Data extracted from a collection
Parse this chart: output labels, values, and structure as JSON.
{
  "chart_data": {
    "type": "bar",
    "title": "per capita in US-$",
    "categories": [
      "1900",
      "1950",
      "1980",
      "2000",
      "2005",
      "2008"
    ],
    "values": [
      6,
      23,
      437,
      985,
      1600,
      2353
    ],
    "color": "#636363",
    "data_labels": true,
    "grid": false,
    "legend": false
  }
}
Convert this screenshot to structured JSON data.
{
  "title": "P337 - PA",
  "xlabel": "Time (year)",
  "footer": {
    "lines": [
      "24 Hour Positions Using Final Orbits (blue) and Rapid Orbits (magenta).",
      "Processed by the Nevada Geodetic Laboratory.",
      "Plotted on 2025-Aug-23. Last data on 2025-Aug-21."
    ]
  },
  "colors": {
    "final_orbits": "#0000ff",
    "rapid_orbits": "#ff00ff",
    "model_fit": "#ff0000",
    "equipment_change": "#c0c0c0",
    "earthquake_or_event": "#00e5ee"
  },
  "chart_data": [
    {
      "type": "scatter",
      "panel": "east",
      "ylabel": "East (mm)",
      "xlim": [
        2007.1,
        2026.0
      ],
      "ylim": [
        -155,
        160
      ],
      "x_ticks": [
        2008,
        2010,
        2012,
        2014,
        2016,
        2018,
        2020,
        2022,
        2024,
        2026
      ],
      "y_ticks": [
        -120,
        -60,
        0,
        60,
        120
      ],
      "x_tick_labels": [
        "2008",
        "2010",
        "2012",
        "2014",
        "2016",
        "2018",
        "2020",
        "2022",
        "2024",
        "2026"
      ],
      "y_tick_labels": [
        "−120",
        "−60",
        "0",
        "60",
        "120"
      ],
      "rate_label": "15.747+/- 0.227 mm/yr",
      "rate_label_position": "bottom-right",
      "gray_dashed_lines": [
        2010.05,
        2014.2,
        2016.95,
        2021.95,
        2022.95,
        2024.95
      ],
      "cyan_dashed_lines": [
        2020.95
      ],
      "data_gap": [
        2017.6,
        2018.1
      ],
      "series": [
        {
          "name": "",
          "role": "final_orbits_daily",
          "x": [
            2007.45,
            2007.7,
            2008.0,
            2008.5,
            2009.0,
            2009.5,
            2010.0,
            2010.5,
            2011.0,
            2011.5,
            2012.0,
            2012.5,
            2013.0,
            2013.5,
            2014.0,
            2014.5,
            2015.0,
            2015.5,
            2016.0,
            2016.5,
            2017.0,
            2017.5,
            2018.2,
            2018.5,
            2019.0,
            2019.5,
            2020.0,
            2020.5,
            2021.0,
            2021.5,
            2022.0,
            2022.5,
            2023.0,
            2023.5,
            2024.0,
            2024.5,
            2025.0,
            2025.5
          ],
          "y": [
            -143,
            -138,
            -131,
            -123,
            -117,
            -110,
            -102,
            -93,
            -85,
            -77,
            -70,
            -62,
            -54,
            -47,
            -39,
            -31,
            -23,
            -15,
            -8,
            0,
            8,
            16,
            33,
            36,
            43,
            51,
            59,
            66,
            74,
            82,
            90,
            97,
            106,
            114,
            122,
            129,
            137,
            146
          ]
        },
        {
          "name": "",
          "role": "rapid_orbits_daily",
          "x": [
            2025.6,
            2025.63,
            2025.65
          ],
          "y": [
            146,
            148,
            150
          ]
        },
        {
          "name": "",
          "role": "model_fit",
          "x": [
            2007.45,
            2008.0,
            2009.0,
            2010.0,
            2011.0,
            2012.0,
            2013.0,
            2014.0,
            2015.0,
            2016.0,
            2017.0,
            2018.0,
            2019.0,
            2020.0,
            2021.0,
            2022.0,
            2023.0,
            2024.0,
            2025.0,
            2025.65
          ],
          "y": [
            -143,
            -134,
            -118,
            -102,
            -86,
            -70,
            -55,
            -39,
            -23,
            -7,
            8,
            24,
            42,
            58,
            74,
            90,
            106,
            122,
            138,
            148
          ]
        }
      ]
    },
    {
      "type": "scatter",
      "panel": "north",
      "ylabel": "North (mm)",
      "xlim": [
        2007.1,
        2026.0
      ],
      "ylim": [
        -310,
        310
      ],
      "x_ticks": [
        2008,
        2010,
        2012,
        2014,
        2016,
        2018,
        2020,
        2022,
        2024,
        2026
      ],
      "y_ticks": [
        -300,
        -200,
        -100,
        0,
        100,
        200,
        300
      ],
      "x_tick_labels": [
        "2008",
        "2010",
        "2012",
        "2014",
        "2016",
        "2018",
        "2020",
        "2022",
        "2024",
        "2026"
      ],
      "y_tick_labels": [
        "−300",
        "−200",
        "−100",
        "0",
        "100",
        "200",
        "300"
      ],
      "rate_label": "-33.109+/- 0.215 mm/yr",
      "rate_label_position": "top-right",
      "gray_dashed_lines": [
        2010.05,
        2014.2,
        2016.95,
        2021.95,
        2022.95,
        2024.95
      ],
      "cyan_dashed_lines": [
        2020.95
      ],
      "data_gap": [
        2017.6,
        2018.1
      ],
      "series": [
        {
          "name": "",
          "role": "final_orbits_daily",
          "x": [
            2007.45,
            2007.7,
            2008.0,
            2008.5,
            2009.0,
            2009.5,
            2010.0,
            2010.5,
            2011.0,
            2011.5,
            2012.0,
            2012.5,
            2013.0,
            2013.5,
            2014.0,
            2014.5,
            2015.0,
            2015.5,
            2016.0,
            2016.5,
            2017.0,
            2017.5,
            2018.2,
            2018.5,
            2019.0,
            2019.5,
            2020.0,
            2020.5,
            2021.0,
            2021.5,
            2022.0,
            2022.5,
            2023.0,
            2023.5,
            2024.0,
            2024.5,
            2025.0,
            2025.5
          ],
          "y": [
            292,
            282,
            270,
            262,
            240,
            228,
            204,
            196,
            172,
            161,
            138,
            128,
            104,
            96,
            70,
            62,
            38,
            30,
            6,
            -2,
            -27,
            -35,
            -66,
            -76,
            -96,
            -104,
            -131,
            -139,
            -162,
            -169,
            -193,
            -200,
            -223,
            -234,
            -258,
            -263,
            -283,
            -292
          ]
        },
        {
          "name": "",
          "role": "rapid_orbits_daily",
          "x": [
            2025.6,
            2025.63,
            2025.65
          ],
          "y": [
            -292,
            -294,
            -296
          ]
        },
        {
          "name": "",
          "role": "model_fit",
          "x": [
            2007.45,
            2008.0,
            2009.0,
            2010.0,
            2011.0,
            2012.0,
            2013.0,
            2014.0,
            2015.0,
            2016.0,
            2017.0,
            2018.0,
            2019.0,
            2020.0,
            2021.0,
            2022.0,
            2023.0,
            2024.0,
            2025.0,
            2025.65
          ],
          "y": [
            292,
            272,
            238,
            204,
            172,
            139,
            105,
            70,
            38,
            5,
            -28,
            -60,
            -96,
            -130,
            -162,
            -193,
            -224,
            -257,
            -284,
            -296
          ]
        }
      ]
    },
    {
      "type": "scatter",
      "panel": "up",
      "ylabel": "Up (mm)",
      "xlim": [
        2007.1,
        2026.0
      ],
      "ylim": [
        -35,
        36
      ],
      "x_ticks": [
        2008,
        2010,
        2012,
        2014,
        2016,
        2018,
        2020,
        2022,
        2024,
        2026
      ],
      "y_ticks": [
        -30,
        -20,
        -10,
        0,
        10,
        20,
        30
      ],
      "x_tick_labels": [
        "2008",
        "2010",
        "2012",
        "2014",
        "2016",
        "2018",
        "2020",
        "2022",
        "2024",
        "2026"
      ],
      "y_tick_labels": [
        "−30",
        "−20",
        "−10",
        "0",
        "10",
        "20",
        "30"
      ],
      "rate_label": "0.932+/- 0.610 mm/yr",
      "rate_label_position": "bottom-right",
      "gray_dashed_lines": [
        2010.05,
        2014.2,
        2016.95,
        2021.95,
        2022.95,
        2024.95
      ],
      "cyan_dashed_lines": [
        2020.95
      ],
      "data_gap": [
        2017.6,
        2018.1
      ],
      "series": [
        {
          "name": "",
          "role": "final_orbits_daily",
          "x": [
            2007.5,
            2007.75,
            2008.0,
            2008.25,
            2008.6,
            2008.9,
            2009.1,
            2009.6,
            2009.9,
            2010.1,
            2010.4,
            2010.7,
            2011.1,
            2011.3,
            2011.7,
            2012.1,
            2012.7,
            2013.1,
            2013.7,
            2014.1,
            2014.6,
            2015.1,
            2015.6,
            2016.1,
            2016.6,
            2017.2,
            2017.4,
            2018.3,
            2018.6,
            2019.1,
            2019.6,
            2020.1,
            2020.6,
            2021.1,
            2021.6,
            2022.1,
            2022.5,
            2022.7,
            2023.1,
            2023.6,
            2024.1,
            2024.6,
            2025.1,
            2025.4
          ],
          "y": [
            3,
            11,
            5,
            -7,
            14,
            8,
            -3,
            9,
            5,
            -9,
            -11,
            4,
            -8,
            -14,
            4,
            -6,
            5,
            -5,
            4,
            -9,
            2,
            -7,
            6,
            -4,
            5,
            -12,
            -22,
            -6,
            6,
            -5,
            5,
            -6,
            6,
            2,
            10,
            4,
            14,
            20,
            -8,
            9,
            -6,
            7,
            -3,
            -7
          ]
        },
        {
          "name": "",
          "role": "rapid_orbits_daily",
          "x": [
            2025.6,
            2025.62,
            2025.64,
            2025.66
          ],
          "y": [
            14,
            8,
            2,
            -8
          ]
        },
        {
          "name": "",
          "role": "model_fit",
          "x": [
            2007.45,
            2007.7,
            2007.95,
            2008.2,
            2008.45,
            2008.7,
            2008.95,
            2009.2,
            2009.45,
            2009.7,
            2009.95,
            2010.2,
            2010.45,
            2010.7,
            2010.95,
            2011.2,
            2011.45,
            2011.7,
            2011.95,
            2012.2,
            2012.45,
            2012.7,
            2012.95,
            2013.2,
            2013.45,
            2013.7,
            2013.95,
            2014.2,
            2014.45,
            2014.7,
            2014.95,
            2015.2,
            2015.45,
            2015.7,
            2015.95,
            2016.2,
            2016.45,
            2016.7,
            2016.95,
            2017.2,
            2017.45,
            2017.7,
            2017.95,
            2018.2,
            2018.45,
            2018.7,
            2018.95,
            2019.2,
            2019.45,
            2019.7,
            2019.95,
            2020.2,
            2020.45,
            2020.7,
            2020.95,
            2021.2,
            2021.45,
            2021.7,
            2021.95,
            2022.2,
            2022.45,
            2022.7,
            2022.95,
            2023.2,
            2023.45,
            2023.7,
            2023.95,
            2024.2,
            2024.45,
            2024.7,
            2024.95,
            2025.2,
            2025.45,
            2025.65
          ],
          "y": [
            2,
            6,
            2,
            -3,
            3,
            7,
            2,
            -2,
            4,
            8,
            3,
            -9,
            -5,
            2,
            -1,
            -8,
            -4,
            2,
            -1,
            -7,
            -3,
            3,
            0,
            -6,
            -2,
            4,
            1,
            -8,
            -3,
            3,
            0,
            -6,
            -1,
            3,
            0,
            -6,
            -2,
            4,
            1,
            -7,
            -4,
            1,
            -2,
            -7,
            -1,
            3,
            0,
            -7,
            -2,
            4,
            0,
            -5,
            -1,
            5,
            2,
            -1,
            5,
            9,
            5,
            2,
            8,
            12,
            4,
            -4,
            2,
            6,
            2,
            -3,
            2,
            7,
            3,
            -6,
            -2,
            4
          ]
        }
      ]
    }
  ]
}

» **TO BE DONE**
Leave out every line without the string "JSON" and copy the rest.

» **REPLY TO THE EXERCISE**
Parse this chart: output labels, values, and structure as JSON.
Convert this screenshot to structured JSON data.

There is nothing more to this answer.